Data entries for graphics
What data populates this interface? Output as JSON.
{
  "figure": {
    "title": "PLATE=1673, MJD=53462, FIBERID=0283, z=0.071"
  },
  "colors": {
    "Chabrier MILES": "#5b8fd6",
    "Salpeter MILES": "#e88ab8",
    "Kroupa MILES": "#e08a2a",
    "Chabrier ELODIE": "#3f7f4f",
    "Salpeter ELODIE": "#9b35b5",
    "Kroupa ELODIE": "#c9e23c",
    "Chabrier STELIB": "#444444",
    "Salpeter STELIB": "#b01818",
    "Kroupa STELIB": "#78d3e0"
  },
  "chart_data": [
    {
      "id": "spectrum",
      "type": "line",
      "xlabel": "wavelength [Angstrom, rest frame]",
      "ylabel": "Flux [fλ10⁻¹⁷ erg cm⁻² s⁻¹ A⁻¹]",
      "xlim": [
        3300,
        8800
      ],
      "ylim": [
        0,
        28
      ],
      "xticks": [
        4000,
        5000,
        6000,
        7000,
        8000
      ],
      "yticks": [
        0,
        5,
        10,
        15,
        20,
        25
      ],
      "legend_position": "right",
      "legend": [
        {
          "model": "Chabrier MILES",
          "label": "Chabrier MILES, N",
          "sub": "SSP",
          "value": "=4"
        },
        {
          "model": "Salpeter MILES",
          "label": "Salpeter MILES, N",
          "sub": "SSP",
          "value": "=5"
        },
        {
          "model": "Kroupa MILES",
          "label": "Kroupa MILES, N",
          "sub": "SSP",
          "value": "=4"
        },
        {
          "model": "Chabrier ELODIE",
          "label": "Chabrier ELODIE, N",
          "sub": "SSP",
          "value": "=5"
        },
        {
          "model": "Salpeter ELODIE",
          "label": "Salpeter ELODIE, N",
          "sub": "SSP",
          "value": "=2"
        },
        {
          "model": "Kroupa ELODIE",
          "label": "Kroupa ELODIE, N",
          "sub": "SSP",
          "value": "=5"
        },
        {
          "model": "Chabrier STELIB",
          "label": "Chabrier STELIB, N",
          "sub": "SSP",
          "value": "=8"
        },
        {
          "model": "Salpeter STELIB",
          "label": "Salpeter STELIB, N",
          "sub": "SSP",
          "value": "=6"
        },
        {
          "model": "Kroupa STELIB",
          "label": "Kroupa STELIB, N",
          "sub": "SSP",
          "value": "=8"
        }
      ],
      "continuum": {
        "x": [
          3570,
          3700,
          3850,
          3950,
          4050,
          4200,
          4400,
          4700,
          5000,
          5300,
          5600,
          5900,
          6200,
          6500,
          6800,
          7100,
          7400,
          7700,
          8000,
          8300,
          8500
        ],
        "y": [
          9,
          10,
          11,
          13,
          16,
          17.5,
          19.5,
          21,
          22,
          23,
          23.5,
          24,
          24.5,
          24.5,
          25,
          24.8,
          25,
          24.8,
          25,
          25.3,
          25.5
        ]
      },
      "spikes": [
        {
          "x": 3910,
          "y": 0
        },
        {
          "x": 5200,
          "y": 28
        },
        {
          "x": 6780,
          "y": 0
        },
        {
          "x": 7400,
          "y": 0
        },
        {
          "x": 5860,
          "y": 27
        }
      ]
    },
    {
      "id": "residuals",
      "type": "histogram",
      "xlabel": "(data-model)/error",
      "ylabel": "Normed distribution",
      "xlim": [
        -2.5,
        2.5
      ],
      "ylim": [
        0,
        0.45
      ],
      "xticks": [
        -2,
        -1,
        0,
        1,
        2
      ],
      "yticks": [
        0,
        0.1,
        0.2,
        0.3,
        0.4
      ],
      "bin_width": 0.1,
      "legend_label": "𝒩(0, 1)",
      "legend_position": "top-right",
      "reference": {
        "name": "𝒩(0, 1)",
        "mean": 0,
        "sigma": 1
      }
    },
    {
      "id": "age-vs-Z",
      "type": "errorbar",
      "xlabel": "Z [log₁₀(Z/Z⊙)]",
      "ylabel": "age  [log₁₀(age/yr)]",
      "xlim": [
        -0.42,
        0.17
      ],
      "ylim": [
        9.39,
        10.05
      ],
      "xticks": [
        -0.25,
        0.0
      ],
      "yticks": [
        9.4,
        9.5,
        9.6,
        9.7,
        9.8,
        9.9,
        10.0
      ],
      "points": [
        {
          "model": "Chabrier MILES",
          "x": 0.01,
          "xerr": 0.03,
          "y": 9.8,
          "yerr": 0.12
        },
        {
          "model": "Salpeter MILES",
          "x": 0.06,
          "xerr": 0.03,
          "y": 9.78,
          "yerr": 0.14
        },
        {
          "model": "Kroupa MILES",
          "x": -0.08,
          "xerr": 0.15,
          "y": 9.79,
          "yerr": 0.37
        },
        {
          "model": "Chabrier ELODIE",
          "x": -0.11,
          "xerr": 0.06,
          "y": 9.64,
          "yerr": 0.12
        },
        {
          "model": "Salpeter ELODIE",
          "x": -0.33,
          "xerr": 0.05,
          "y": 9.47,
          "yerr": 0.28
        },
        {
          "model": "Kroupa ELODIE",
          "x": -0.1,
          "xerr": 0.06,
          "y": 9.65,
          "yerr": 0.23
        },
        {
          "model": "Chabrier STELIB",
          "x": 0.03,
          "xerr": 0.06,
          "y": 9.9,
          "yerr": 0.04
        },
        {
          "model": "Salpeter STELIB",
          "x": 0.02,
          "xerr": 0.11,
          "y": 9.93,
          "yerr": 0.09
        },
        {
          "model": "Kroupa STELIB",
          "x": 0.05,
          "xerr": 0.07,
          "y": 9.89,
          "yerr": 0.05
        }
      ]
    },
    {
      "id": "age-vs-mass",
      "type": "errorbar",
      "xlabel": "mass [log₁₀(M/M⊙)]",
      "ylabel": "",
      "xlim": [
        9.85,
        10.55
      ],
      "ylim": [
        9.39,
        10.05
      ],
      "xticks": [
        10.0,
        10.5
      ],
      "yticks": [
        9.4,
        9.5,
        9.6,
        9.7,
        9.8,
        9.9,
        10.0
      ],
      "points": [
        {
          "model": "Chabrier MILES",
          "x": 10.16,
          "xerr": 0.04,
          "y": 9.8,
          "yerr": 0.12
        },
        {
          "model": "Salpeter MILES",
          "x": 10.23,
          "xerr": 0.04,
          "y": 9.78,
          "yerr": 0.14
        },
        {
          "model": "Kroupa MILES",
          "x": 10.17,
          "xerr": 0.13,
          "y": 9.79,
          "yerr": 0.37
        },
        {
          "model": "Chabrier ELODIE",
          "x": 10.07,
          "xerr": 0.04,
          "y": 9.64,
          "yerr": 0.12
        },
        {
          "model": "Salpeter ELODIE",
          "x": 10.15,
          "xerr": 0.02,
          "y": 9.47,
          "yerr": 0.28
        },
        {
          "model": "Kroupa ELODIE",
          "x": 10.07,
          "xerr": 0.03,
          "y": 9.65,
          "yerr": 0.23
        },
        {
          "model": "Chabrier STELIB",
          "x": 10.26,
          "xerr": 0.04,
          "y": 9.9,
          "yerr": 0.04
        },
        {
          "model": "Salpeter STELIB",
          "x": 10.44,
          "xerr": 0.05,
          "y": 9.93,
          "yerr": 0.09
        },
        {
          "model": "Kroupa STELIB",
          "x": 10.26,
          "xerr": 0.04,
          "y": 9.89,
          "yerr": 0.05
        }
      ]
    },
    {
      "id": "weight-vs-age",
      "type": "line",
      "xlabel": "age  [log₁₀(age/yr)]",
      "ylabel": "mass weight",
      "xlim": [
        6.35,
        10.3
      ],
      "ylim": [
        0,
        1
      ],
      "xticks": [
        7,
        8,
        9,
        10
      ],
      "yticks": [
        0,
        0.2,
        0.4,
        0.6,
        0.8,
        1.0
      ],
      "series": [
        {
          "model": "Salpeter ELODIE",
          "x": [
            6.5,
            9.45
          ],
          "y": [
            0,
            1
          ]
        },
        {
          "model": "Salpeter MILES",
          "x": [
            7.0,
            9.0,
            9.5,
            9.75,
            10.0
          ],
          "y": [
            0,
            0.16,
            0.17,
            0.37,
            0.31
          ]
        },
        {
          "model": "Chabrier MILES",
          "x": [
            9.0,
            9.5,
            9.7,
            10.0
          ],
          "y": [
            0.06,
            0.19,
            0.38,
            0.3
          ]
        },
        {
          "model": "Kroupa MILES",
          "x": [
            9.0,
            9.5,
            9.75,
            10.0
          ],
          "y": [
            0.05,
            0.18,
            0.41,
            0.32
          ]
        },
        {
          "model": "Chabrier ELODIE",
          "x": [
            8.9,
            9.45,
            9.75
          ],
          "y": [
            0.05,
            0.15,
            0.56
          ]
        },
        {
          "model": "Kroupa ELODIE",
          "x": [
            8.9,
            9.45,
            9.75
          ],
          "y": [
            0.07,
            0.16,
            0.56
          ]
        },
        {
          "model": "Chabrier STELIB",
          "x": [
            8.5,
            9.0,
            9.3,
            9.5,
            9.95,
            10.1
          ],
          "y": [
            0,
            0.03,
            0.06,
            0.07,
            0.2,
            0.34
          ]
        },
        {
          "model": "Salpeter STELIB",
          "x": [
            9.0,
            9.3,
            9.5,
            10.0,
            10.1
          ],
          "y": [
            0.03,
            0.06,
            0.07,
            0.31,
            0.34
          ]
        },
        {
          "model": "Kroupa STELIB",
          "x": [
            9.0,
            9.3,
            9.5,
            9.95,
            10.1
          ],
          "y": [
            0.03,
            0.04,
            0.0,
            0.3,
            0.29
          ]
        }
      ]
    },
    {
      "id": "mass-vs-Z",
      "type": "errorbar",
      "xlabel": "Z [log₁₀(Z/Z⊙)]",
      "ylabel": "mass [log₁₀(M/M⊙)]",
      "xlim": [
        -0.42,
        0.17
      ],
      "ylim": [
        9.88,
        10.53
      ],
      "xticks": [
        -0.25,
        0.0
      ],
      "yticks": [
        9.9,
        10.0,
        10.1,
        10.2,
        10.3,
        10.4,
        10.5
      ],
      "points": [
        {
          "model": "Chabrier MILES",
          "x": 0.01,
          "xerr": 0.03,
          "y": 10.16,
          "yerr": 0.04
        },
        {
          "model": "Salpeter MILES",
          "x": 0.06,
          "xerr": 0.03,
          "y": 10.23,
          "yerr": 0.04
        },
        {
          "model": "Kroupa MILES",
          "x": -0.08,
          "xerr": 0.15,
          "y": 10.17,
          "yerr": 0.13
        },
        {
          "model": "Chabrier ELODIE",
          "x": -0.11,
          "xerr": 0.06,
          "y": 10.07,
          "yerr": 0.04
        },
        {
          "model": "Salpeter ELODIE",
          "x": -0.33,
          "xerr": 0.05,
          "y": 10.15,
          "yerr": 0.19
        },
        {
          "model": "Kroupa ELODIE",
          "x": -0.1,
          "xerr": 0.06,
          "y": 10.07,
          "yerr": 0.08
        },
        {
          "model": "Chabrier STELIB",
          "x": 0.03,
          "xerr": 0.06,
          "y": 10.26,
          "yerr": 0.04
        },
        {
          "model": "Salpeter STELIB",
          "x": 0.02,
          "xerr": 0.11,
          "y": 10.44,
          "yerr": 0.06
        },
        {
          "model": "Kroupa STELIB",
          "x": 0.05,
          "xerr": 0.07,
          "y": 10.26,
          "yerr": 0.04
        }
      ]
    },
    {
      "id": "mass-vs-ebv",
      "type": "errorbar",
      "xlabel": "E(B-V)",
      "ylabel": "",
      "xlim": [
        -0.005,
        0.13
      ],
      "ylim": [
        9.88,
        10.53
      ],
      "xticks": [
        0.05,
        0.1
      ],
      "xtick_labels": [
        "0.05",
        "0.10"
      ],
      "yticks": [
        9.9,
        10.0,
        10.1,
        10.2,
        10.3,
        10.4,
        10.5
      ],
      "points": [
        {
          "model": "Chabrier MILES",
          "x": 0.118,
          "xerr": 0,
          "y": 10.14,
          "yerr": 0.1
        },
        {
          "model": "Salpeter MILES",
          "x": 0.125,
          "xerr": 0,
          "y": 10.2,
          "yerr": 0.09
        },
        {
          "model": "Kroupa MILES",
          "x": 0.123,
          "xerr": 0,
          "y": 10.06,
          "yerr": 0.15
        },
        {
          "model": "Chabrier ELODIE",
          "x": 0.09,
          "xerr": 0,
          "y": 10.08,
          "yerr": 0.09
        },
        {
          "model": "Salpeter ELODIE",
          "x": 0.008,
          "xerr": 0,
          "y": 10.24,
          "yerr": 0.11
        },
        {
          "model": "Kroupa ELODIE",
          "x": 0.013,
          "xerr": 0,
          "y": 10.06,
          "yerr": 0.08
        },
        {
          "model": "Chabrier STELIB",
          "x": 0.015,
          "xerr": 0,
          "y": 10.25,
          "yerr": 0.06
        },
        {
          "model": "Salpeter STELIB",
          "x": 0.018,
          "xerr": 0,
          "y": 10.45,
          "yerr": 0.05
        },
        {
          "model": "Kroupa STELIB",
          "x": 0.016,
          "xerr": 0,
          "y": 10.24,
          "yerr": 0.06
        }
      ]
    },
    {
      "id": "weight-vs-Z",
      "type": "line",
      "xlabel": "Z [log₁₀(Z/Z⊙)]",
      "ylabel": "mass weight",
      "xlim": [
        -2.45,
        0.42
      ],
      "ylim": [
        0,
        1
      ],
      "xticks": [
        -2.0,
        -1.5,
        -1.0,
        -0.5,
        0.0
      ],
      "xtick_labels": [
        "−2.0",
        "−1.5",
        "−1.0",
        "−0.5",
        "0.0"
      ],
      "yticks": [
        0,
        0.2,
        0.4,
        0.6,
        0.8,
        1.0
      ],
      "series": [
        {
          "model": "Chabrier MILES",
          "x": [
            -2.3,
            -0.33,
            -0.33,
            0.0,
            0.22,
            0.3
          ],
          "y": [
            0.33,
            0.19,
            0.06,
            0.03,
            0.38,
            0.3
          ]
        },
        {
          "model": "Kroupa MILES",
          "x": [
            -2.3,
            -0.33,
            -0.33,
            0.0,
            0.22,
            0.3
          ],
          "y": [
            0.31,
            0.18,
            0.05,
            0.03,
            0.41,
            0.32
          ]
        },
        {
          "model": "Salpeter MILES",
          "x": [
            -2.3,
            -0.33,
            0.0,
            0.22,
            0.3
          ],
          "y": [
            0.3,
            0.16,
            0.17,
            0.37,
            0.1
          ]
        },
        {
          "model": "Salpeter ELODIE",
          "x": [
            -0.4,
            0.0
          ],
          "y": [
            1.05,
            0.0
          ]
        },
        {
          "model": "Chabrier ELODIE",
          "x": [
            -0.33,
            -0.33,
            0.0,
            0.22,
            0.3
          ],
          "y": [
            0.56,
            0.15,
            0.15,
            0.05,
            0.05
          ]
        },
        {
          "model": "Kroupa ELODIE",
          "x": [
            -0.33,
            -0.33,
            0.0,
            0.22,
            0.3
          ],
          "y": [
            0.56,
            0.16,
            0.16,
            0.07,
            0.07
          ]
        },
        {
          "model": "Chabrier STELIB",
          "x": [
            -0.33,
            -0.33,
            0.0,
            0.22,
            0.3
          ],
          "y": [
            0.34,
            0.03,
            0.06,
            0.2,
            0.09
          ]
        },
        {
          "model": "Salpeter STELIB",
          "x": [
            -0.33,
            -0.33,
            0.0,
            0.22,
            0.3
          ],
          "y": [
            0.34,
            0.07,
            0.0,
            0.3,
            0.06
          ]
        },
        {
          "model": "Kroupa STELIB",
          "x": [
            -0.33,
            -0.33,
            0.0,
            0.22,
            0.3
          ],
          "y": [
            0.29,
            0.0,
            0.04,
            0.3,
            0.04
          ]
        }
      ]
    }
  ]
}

• _Task prompt_
In the listing above, count each line that holds the string "right". Give the number only.

• _Result for this task_
2